● **The request**
Gather all lines containing the string "fanining" and copy them out.
━━━━━━━━━━━━━━━━━━━━
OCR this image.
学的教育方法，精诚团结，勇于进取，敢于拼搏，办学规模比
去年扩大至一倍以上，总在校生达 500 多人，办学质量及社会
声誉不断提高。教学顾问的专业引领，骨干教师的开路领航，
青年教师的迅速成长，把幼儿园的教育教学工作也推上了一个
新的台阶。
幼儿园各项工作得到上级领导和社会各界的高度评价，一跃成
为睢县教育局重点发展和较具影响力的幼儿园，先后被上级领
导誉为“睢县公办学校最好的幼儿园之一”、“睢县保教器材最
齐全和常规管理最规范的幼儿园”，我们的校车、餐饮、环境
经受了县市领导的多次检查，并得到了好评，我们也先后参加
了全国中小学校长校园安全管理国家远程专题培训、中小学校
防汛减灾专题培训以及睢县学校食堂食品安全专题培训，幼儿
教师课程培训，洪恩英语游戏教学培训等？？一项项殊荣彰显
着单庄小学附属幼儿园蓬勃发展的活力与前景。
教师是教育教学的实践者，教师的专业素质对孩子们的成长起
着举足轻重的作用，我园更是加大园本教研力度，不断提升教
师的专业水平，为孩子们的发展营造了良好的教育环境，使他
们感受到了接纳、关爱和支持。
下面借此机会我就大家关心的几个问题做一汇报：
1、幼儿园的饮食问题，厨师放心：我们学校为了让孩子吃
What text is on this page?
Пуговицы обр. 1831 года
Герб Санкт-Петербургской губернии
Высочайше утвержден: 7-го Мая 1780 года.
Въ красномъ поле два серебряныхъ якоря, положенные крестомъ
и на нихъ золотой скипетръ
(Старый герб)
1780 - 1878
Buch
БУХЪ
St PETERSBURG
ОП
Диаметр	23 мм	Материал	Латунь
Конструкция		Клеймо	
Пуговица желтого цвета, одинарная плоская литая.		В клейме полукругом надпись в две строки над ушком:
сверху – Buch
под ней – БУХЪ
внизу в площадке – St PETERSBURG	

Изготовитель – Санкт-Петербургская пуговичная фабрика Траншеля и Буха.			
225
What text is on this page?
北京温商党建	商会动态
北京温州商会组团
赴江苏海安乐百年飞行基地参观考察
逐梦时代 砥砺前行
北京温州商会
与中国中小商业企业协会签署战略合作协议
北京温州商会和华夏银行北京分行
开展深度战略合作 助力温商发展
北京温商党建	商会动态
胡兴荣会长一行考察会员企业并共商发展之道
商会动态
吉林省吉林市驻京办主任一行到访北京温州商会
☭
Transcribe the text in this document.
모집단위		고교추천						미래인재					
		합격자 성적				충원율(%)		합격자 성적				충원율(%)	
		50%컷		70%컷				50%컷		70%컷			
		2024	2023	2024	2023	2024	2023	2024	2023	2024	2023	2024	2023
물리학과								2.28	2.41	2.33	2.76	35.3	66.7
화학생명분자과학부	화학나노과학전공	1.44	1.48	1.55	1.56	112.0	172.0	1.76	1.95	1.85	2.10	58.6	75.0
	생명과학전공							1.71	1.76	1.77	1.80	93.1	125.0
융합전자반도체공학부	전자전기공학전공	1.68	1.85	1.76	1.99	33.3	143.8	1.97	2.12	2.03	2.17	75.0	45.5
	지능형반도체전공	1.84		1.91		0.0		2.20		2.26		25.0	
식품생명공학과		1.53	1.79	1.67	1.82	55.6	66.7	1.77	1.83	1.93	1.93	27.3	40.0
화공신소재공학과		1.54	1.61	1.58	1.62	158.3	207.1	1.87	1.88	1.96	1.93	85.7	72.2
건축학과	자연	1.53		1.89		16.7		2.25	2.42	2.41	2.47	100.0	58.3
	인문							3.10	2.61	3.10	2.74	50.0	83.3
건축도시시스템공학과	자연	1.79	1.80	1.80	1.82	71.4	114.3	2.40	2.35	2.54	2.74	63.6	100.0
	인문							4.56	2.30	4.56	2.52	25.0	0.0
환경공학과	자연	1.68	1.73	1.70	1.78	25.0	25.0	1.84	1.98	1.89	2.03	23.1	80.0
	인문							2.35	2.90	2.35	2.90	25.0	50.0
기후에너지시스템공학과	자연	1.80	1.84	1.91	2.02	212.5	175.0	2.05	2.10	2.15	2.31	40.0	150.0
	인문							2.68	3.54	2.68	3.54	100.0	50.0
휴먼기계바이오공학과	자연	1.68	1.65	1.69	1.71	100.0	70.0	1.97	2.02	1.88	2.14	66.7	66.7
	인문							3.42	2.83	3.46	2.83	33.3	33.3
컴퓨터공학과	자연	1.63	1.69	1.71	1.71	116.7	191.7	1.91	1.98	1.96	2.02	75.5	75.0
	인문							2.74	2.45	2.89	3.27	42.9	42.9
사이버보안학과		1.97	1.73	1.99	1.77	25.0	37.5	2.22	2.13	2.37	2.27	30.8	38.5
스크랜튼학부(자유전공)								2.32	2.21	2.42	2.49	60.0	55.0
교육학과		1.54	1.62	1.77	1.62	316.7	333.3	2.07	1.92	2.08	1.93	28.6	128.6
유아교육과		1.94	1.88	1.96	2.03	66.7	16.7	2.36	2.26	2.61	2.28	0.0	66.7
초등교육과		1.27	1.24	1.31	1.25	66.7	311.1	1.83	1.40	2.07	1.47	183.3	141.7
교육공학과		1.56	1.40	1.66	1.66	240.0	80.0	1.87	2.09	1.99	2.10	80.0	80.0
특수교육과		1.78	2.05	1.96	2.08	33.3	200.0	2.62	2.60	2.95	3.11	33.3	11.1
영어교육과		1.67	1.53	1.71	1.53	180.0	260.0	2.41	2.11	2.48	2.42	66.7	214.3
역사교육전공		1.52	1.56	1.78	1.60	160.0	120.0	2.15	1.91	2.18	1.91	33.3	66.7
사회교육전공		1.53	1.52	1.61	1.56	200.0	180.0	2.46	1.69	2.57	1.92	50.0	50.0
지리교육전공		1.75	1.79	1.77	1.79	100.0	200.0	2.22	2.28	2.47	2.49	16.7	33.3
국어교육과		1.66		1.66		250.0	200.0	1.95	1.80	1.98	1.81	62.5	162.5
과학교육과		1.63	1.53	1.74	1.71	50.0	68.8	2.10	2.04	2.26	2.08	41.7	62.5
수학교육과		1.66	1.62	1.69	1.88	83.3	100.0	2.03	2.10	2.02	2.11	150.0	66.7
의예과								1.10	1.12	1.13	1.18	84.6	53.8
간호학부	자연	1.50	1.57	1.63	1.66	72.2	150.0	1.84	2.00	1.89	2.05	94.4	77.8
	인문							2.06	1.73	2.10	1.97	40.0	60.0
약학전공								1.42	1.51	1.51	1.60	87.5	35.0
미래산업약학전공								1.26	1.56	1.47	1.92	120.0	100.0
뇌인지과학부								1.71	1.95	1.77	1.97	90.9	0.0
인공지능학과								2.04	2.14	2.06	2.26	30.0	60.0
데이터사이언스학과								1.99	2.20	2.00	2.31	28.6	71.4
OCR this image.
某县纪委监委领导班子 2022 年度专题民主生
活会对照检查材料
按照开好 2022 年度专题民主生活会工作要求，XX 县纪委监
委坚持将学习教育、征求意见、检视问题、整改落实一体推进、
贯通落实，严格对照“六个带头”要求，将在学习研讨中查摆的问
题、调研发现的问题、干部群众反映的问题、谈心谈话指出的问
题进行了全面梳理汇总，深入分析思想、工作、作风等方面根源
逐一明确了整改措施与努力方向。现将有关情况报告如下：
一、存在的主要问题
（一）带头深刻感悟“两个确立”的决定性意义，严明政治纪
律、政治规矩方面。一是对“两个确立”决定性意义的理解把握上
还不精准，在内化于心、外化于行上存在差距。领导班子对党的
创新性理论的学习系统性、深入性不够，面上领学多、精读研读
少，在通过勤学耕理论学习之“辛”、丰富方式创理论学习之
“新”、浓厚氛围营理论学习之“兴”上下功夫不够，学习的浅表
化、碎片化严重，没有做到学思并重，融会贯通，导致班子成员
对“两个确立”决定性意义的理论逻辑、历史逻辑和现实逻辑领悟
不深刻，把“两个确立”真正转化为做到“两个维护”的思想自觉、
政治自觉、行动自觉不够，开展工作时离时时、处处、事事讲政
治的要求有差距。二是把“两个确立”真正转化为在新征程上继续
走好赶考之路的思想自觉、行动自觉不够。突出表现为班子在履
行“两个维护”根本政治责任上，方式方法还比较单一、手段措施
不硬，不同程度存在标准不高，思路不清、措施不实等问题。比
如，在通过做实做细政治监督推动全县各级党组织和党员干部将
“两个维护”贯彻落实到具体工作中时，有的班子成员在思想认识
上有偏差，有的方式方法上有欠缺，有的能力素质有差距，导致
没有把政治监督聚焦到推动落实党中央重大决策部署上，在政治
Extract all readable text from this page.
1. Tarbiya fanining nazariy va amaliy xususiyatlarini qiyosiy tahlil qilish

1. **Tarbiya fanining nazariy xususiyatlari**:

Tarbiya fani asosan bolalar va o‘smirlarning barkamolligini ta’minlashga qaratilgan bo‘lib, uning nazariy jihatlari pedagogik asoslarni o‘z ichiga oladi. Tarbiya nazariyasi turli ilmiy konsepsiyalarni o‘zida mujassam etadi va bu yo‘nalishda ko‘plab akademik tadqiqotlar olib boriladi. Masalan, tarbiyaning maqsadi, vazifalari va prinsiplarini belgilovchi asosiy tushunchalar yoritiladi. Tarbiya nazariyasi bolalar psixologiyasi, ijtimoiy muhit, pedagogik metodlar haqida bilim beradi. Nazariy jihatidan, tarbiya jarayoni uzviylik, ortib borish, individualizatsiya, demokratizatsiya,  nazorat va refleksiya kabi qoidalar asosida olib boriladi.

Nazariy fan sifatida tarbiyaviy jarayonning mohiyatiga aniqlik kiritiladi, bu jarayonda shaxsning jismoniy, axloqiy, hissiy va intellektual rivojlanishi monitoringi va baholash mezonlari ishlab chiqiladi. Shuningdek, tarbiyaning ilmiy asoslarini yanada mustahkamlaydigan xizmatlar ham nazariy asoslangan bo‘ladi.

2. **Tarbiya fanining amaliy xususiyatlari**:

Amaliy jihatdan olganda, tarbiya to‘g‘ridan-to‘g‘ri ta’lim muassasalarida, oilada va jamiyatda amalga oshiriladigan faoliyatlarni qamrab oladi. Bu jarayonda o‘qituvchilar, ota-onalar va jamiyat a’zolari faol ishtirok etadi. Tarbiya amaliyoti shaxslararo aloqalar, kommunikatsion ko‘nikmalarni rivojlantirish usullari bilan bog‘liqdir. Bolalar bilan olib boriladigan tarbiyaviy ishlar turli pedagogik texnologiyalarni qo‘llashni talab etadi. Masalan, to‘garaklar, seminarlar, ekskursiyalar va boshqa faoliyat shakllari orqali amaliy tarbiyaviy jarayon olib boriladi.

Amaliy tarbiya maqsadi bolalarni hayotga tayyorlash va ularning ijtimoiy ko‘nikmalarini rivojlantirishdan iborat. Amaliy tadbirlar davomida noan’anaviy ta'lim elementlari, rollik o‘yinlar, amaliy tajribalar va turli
━━━━━━━━━━━━━━━━━━━━
● **Solution**
1. Tarbiya fanining nazariy va amaliy xususiyatlarini qiyosiy tahlil qilish
1. **Tarbiya fanining nazariy xususiyatlari**:
2. **Tarbiya fanining amaliy xususiyatlari**:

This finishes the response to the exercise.